■ **Exercise aim**:
Keep the images out and copy every entry below exactly.

■ **Rows**:
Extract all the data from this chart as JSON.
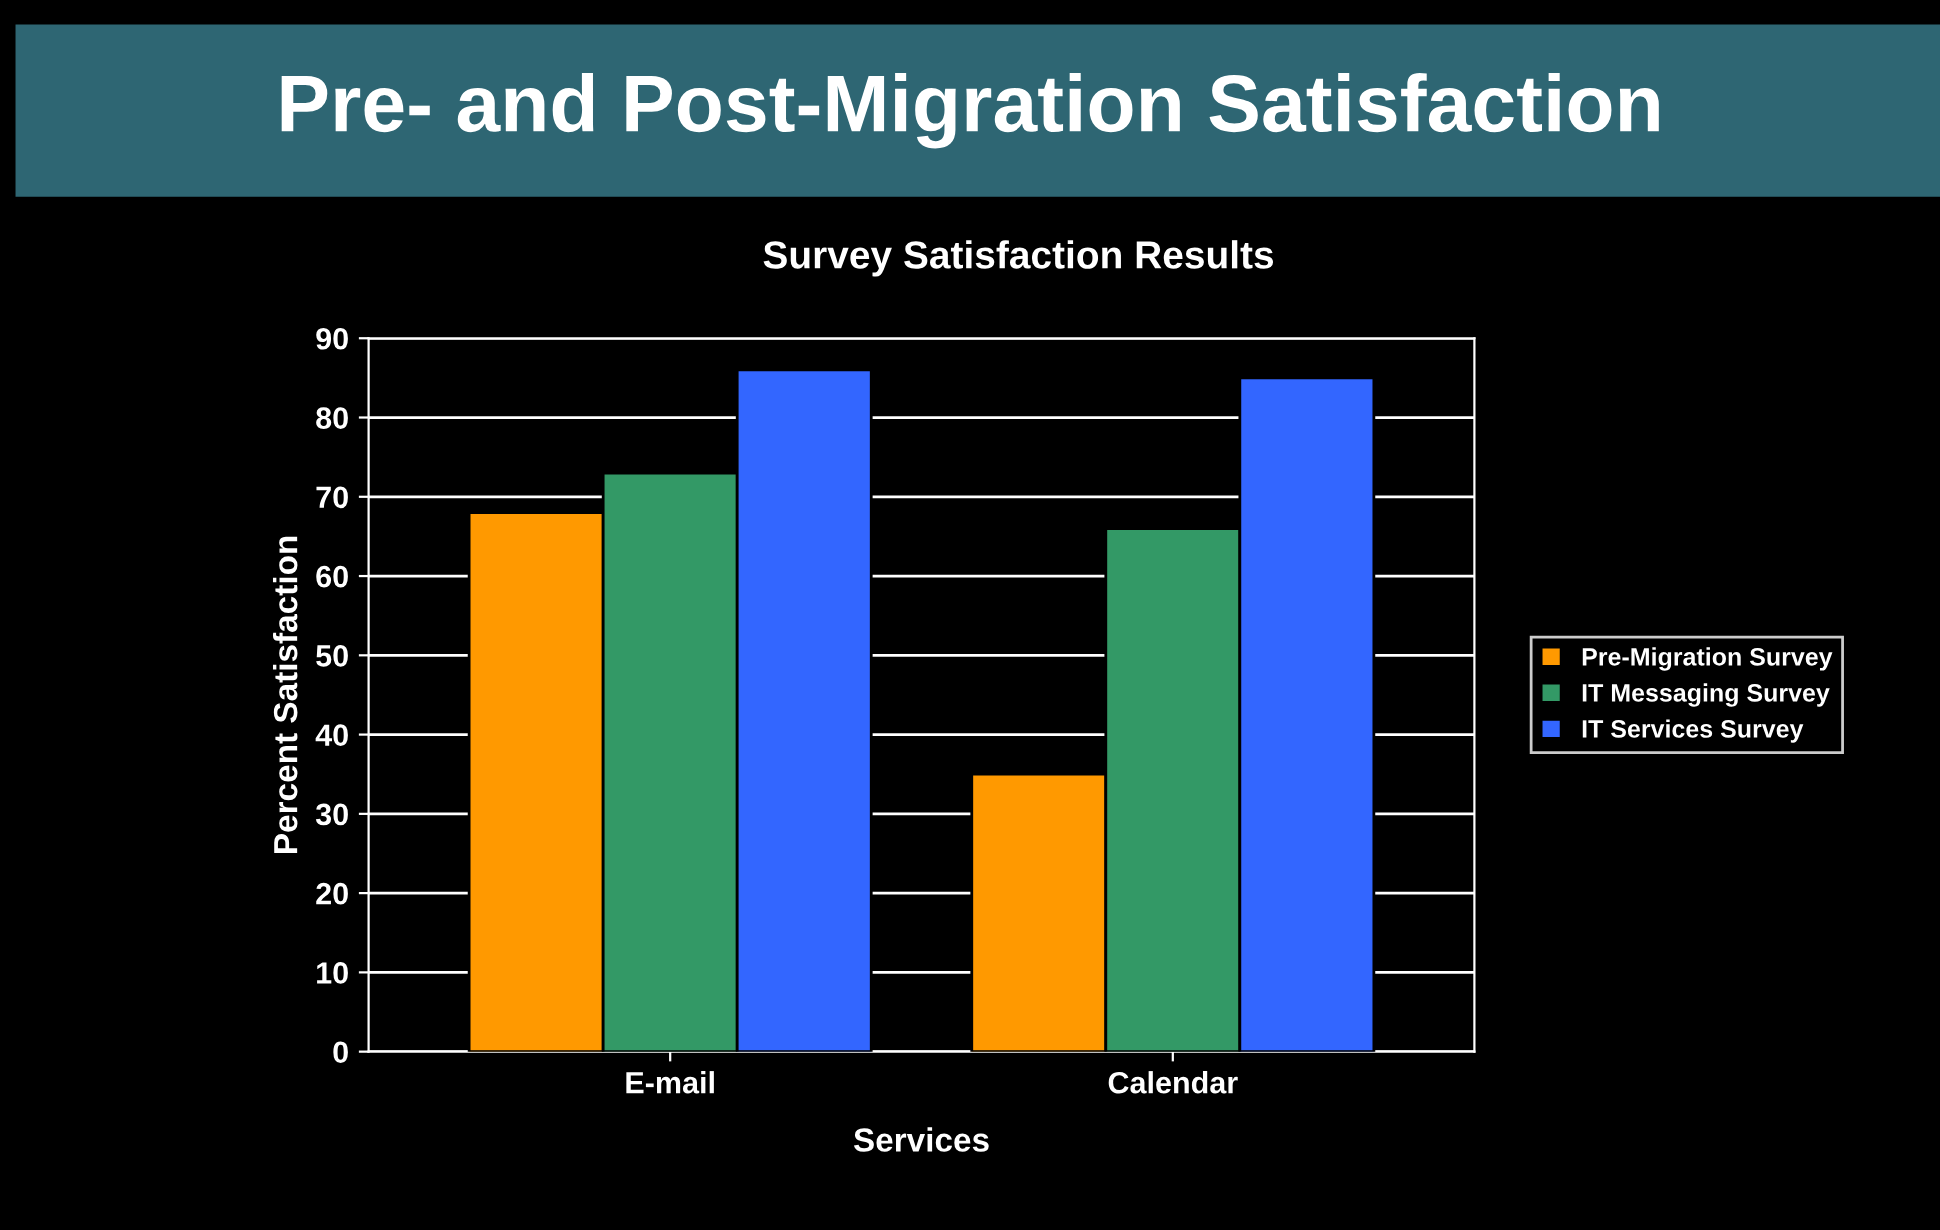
{
  "chart_data": {
    "type": "bar",
    "title": "Pre- and Post-Migration Satisfaction",
    "subtitle": "Survey Satisfaction Results",
    "xlabel": "Services",
    "ylabel": "Percent Satisfaction",
    "categories": [
      "E-mail",
      "Calendar"
    ],
    "series": [
      {
        "name": "Pre-Migration Survey",
        "color": "#ff9900",
        "values": [
          68,
          35
        ]
      },
      {
        "name": "IT Messaging Survey",
        "color": "#339966",
        "values": [
          73,
          66
        ]
      },
      {
        "name": "IT Services Survey",
        "color": "#3366ff",
        "values": [
          86,
          85
        ]
      }
    ],
    "ylim": [
      0,
      90
    ],
    "yticks": [
      0,
      10,
      20,
      30,
      40,
      50,
      60,
      70,
      80,
      90
    ],
    "grid": "y",
    "legend": "right"
  }
}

■ **Expected output**:
Extract all the data from this chart as JSON.
{
  "chart_data": {
    "type": "bar",
    "title": "Pre- and Post-Migration Satisfaction",
    "subtitle": "Survey Satisfaction Results",
    "xlabel": "Services",
    "ylabel": "Percent Satisfaction",
    "categories": [
      "E-mail",
      "Calendar"
    ],
    "series": [
      {
        "name": "Pre-Migration Survey",
        "color": "#ff9900",
        "values": [
          68,
          35
        ]
      },
      {
        "name": "IT Messaging Survey",
        "color": "#339966",
        "values": [
          73,
          66
        ]
      },
      {
        "name": "IT Services Survey",
        "color": "#3366ff",
        "values": [
          86,
          85
        ]
      }
    ],
    "ylim": [
      0,
      90
    ],
    "yticks": [
      0,
      10,
      20,
      30,
      40,
      50,
      60,
      70,
      80,
      90
    ],
    "grid": "y",
    "legend": "right"
  }
}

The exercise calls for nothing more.